Pull each line holding "mark" out of the entries below.

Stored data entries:

☆ ☆ ☆ ☆

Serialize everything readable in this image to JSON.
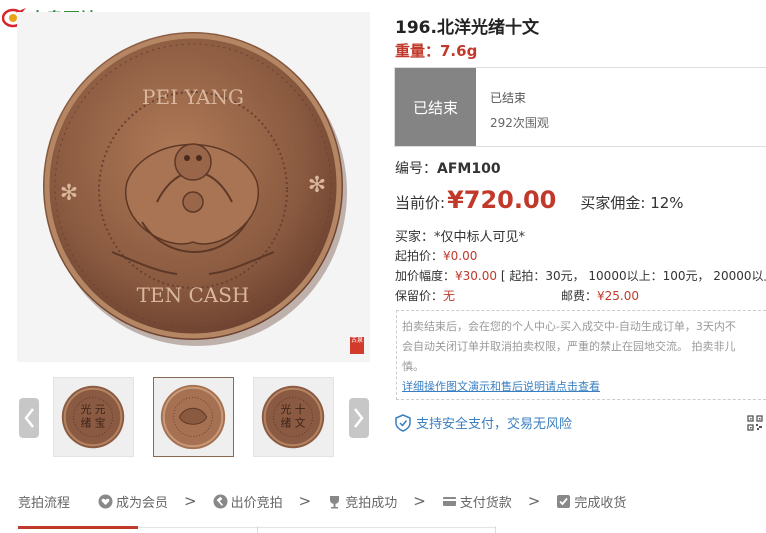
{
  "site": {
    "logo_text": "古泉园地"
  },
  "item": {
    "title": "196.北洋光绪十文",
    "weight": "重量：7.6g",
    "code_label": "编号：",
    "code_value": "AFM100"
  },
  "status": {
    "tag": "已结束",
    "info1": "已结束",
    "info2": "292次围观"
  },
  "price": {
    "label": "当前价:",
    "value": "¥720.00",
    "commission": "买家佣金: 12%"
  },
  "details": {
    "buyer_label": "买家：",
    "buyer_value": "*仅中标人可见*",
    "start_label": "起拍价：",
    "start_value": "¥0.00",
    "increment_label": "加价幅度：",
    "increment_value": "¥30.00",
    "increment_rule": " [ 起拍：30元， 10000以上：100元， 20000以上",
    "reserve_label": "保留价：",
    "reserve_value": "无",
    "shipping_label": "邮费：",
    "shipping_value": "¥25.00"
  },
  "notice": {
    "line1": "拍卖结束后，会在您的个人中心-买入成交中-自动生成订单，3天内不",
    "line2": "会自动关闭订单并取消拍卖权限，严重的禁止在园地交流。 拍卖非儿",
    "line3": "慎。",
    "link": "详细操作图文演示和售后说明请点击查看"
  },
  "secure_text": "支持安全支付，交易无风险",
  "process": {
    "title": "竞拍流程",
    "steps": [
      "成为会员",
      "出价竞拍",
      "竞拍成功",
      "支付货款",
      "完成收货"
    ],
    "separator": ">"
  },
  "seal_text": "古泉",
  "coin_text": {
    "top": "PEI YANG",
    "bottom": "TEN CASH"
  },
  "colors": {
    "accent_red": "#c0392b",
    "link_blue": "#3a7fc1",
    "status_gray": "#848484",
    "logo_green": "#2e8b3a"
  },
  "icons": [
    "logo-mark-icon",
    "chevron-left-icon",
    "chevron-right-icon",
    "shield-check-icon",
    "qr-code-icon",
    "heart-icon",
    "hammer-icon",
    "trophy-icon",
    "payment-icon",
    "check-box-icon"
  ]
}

☆ ☆ ☆ ☆

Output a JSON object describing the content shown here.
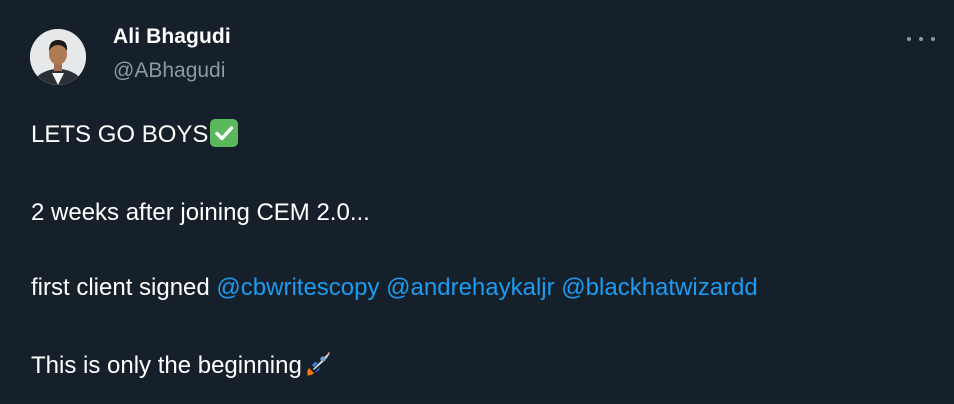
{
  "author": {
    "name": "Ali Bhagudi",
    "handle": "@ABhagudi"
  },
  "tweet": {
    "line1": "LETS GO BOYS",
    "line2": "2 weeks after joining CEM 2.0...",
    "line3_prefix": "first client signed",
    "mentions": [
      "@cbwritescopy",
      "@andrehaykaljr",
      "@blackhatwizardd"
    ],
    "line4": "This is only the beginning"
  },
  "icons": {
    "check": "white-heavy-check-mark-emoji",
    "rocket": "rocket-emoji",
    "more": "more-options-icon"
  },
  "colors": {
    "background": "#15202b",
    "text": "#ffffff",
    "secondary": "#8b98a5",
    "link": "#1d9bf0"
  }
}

☆ ☆ ☆ ☆

WRITTEN ANSWER:
    "logo-mark-icon",
    "check": "white-heavy-check-mark-emoji",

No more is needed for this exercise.